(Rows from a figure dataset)
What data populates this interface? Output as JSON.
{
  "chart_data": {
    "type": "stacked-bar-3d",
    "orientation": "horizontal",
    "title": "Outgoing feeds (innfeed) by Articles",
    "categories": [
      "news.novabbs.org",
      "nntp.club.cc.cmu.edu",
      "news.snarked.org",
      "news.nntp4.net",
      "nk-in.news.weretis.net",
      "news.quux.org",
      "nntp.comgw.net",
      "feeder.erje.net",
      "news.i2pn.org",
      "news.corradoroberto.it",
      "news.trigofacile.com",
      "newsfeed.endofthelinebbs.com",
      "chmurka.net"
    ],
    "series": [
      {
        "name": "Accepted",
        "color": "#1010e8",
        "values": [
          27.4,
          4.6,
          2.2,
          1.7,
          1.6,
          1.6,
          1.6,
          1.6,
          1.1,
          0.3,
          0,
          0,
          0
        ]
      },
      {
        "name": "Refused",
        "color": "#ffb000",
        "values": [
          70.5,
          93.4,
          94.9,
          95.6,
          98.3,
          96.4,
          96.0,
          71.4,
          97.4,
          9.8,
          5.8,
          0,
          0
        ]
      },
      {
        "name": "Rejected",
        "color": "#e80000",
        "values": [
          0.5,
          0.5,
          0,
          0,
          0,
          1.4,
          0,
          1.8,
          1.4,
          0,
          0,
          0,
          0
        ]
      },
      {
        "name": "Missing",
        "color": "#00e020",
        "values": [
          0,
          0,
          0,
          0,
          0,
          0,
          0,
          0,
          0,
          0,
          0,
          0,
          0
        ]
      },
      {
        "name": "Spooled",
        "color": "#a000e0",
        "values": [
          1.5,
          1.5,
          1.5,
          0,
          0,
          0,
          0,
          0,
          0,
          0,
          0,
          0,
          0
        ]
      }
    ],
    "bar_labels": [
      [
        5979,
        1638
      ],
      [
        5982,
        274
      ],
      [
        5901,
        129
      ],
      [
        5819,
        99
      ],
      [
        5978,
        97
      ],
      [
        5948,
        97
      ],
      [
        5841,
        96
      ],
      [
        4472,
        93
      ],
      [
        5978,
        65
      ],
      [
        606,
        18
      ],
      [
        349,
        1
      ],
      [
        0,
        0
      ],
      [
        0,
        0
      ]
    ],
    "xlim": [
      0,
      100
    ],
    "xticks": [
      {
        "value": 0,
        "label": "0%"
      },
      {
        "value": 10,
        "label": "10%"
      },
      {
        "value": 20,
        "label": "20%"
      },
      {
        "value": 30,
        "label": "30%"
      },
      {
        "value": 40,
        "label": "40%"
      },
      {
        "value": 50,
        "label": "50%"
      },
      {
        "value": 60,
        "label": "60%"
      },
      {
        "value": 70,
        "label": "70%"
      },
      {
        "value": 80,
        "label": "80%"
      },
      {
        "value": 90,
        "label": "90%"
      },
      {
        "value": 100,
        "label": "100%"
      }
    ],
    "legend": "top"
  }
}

- What this task involves: Gather each line in the entries above where the string "name" is found.

- Final result:
        "name": "Accepted",
        "name": "Refused",
        "name": "Rejected",
        "name": "Missing",
        "name": "Spooled",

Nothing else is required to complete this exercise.